### [EXERCISE OBJECTIVE]
Repeat the lines below, swapping "bounding boxes" for "box coordinates" and leaving everything else unchanged.

### [EXERCISE INPUTS]
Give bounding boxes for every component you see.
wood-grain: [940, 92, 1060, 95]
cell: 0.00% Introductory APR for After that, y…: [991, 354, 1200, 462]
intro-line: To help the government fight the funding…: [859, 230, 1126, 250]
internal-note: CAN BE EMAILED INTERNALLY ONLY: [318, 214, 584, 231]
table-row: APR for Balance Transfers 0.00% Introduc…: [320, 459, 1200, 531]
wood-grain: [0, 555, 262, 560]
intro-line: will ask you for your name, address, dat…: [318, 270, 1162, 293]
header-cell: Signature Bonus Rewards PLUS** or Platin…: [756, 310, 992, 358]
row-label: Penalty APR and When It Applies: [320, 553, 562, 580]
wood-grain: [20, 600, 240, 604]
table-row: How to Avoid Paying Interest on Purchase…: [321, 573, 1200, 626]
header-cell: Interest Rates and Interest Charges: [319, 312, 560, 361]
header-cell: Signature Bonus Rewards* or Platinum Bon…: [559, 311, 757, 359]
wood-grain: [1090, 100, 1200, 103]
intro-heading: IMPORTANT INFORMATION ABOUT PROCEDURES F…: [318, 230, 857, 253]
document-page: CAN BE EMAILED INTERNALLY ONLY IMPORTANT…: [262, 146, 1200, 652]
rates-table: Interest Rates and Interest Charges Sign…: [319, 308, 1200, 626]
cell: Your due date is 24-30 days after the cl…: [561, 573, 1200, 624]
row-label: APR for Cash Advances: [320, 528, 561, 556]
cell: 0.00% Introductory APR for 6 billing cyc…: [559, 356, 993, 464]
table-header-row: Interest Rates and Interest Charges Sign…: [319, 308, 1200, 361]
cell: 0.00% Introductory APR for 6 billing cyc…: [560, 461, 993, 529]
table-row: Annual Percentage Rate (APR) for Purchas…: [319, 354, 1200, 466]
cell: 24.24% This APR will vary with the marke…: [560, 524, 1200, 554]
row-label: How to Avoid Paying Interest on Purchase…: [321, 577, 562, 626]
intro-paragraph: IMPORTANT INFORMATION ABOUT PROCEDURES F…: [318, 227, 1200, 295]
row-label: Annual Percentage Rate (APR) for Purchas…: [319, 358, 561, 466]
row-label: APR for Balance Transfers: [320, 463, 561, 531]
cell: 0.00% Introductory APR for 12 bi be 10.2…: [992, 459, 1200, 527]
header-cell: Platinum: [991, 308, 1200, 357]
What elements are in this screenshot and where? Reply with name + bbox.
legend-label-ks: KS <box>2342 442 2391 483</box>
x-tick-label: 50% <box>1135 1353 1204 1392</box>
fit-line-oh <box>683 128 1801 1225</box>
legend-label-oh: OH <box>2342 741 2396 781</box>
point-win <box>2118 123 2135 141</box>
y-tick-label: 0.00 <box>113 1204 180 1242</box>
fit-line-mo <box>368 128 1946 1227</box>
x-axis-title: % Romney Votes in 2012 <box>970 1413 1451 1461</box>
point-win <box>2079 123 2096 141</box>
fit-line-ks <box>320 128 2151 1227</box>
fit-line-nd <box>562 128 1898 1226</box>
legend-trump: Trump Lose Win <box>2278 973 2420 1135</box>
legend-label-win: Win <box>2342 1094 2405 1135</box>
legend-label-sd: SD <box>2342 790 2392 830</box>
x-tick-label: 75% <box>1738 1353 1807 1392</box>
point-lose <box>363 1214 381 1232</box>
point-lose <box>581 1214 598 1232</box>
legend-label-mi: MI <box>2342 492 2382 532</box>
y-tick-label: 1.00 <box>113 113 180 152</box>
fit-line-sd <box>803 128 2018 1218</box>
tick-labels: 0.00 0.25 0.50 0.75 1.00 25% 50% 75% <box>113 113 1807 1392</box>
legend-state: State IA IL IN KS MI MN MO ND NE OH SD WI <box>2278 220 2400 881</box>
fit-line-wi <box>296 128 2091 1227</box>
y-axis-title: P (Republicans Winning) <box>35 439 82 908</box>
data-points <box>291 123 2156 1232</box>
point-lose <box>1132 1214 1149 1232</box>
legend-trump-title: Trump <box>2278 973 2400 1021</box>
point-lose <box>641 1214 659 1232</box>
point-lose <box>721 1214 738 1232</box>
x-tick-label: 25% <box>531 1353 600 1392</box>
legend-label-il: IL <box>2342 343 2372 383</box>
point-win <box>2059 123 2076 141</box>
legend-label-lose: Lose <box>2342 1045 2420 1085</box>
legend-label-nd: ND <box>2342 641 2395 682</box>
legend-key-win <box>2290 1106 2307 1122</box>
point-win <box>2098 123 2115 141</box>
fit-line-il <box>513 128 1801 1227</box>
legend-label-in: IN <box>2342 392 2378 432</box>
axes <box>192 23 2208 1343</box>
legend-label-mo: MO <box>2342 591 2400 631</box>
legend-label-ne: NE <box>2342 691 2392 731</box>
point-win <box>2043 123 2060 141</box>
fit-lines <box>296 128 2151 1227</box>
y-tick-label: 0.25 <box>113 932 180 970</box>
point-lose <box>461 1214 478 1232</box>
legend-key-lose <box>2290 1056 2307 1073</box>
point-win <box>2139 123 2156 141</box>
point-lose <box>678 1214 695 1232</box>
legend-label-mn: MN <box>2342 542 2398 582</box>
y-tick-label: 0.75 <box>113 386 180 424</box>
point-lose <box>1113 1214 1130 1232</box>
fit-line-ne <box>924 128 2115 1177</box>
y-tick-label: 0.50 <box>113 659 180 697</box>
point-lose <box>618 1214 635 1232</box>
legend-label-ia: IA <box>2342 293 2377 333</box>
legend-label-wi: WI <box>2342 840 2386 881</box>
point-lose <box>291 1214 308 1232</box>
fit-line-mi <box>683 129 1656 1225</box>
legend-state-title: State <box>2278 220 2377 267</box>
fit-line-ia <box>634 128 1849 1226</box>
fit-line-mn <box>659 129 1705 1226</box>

### [ANSWER FOR THIS EXERCISE]
Give box coordinates for every component you see.
wood-grain: [940, 92, 1060, 95]
cell: 0.00% Introductory APR for After that, y…: [991, 354, 1200, 462]
intro-line: To help the government fight the funding…: [859, 230, 1126, 250]
internal-note: CAN BE EMAILED INTERNALLY ONLY: [318, 214, 584, 231]
table-row: APR for Balance Transfers 0.00% Introduc…: [320, 459, 1200, 531]
wood-grain: [0, 555, 262, 560]
intro-line: will ask you for your name, address, dat…: [318, 270, 1162, 293]
header-cell: Signature Bonus Rewards PLUS** or Platin…: [756, 310, 992, 358]
row-label: Penalty APR and When It Applies: [320, 553, 562, 580]
wood-grain: [20, 600, 240, 604]
table-row: How to Avoid Paying Interest on Purchase…: [321, 573, 1200, 626]
header-cell: Interest Rates and Interest Charges: [319, 312, 560, 361]
header-cell: Signature Bonus Rewards* or Platinum Bon…: [559, 311, 757, 359]
wood-grain: [1090, 100, 1200, 103]
intro-heading: IMPORTANT INFORMATION ABOUT PROCEDURES F…: [318, 230, 857, 253]
document-page: CAN BE EMAILED INTERNALLY ONLY IMPORTANT…: [262, 146, 1200, 652]
rates-table: Interest Rates and Interest Charges Sign…: [319, 308, 1200, 626]
cell: Your due date is 24-30 days after the cl…: [561, 573, 1200, 624]
row-label: APR for Cash Advances: [320, 528, 561, 556]
cell: 0.00% Introductory APR for 6 billing cyc…: [559, 356, 993, 464]
table-header-row: Interest Rates and Interest Charges Sign…: [319, 308, 1200, 361]
cell: 0.00% Introductory APR for 6 billing cyc…: [560, 461, 993, 529]
table-row: Annual Percentage Rate (APR) for Purchas…: [319, 354, 1200, 466]
cell: 24.24% This APR will vary with the marke…: [560, 524, 1200, 554]
row-label: How to Avoid Paying Interest on Purchase…: [321, 577, 562, 626]
intro-paragraph: IMPORTANT INFORMATION ABOUT PROCEDURES F…: [318, 227, 1200, 295]
row-label: Annual Percentage Rate (APR) for Purchas…: [319, 358, 561, 466]
row-label: APR for Balance Transfers: [320, 463, 561, 531]
cell: 0.00% Introductory APR for 12 bi be 10.2…: [992, 459, 1200, 527]
header-cell: Platinum: [991, 308, 1200, 357]
What elements are in this screenshot and where? Reply with name + bbox.
legend-label-ks: KS <box>2342 442 2391 483</box>
x-tick-label: 50% <box>1135 1353 1204 1392</box>
fit-line-oh <box>683 128 1801 1225</box>
legend-label-oh: OH <box>2342 741 2396 781</box>
point-win <box>2118 123 2135 141</box>
y-tick-label: 0.00 <box>113 1204 180 1242</box>
fit-line-mo <box>368 128 1946 1227</box>
x-axis-title: % Romney Votes in 2012 <box>970 1413 1451 1461</box>
point-win <box>2079 123 2096 141</box>
fit-line-ks <box>320 128 2151 1227</box>
fit-line-nd <box>562 128 1898 1226</box>
legend-trump: Trump Lose Win <box>2278 973 2420 1135</box>
legend-label-win: Win <box>2342 1094 2405 1135</box>
legend-label-sd: SD <box>2342 790 2392 830</box>
x-tick-label: 75% <box>1738 1353 1807 1392</box>
point-lose <box>363 1214 381 1232</box>
point-lose <box>581 1214 598 1232</box>
legend-label-mi: MI <box>2342 492 2382 532</box>
y-tick-label: 1.00 <box>113 113 180 152</box>
fit-line-sd <box>803 128 2018 1218</box>
tick-labels: 0.00 0.25 0.50 0.75 1.00 25% 50% 75% <box>113 113 1807 1392</box>
legend-state: State IA IL IN KS MI MN MO ND NE OH SD WI <box>2278 220 2400 881</box>
fit-line-wi <box>296 128 2091 1227</box>
y-axis-title: P (Republicans Winning) <box>35 439 82 908</box>
data-points <box>291 123 2156 1232</box>
point-lose <box>1132 1214 1149 1232</box>
legend-trump-title: Trump <box>2278 973 2400 1021</box>
point-lose <box>641 1214 659 1232</box>
point-lose <box>721 1214 738 1232</box>
x-tick-label: 25% <box>531 1353 600 1392</box>
legend-label-il: IL <box>2342 343 2372 383</box>
point-win <box>2059 123 2076 141</box>
legend-label-lose: Lose <box>2342 1045 2420 1085</box>
legend-label-nd: ND <box>2342 641 2395 682</box>
legend-key-win <box>2290 1106 2307 1122</box>
point-win <box>2098 123 2115 141</box>
fit-line-il <box>513 128 1801 1227</box>
legend-label-in: IN <box>2342 392 2378 432</box>
axes <box>192 23 2208 1343</box>
legend-label-mo: MO <box>2342 591 2400 631</box>
legend-label-ne: NE <box>2342 691 2392 731</box>
point-win <box>2043 123 2060 141</box>
fit-lines <box>296 128 2151 1227</box>
y-tick-label: 0.25 <box>113 932 180 970</box>
point-lose <box>461 1214 478 1232</box>
legend-key-lose <box>2290 1056 2307 1073</box>
point-win <box>2139 123 2156 141</box>
point-lose <box>678 1214 695 1232</box>
legend-label-mn: MN <box>2342 542 2398 582</box>
y-tick-label: 0.75 <box>113 386 180 424</box>
point-lose <box>1113 1214 1130 1232</box>
fit-line-ne <box>924 128 2115 1177</box>
y-tick-label: 0.50 <box>113 659 180 697</box>
point-lose <box>618 1214 635 1232</box>
legend-label-ia: IA <box>2342 293 2377 333</box>
legend-label-wi: WI <box>2342 840 2386 881</box>
point-lose <box>291 1214 308 1232</box>
fit-line-mi <box>683 129 1656 1225</box>
legend-state-title: State <box>2278 220 2377 267</box>
fit-line-ia <box>634 128 1849 1226</box>
fit-line-mn <box>659 129 1705 1226</box>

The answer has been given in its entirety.